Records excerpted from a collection
◆ ◆ ◆

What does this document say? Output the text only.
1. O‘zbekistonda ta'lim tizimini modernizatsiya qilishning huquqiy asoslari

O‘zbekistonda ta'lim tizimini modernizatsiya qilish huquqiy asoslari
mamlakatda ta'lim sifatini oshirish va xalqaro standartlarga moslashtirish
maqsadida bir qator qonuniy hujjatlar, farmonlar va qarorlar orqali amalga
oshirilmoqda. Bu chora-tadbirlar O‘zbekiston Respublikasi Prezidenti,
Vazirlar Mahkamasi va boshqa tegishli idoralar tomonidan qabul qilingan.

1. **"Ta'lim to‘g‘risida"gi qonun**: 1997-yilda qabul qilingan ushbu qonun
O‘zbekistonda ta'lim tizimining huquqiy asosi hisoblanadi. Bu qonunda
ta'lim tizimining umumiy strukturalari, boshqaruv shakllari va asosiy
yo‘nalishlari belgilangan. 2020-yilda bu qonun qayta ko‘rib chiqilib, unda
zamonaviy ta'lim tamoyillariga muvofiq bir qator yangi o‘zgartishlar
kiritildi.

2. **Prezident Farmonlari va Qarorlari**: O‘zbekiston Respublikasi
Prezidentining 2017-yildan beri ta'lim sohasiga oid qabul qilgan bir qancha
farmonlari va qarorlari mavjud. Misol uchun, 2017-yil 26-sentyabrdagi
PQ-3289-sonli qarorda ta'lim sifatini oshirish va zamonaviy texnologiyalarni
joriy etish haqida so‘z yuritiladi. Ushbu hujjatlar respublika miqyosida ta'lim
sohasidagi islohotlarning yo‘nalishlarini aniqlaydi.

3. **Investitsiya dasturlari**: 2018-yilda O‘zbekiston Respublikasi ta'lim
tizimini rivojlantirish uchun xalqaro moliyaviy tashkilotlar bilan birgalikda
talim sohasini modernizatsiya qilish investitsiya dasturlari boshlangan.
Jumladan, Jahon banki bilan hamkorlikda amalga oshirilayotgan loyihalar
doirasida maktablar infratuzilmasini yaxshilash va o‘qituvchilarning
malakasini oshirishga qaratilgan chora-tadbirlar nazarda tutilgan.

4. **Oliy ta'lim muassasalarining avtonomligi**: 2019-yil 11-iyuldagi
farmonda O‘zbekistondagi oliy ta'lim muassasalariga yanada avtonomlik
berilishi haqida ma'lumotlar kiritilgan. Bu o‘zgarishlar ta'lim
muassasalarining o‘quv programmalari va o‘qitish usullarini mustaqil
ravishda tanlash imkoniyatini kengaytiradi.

◆ ◆ ◆

Directions: For the listing above, identify each line bearing "qator".

Completed exercise:
maqsadida bir qator qonuniy hujjatlar, farmonlar va qarorlar orqali amalga
zamonaviy ta'lim tamoyillariga muvofiq bir qator yangi o‘zgartishlar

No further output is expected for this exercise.